- **Task to carry out**:
Keep only the lines of the listing below that contain the string "capacity", treating uppercase and lowercase letters as distinct.

- **Raw records**:
[start]

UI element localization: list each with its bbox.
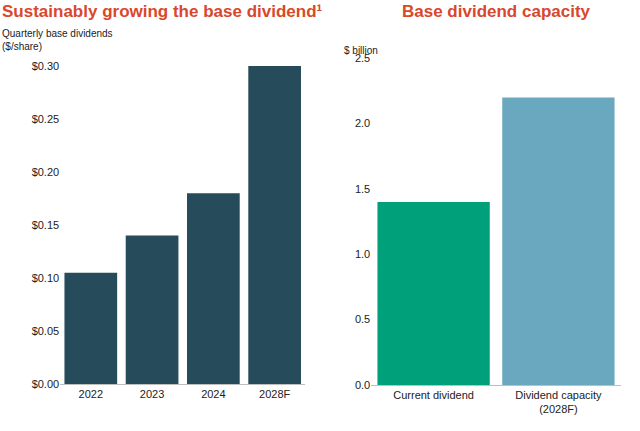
svg-text:0.5: 0.5 xyxy=(355,313,370,325)
svg-text:$0.25: $0.25 xyxy=(32,113,60,125)
svg-text:Base dividend capacity: Base dividend capacity xyxy=(402,2,591,21)
svg-text:Current dividend: Current dividend xyxy=(393,389,474,401)
svg-text:Dividend capacity(2028F): Dividend capacity(2028F) xyxy=(515,389,602,415)
svg-text:$ billion: $ billion xyxy=(344,45,378,56)
svg-text:1.5: 1.5 xyxy=(355,183,370,195)
svg-text:2.0: 2.0 xyxy=(355,117,370,129)
svg-text:2024: 2024 xyxy=(201,388,225,400)
svg-text:$0.00: $0.00 xyxy=(32,378,60,390)
svg-text:$0.30: $0.30 xyxy=(32,60,60,72)
svg-text:2.5: 2.5 xyxy=(355,52,370,64)
svg-text:$0.15: $0.15 xyxy=(32,219,60,231)
svg-text:$0.05: $0.05 xyxy=(32,325,60,337)
svg-text:1.0: 1.0 xyxy=(355,248,370,260)
svg-text:2028F: 2028F xyxy=(259,388,290,400)
svg-text:2022: 2022 xyxy=(79,388,103,400)
svg-text:$0.20: $0.20 xyxy=(32,166,60,178)
svg-text:2023: 2023 xyxy=(140,388,164,400)
svg-text:$0.10: $0.10 xyxy=(32,272,60,284)
svg-text:0.0: 0.0 xyxy=(355,379,370,391)
svg-text:Quarterly base dividends($/sha: Quarterly base dividends($/share) xyxy=(2,28,113,52)
svg-text:Sustainably growing the base d: Sustainably growing the base dividend¹ xyxy=(2,2,323,21)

[end]

- **Result for this exercise**:
svg-text:Base dividend capacity: Base dividend capacity xyxy=(402,2,591,21)
svg-text:Dividend capacity(2028F): Dividend capacity(2028F) xyxy=(515,389,602,415)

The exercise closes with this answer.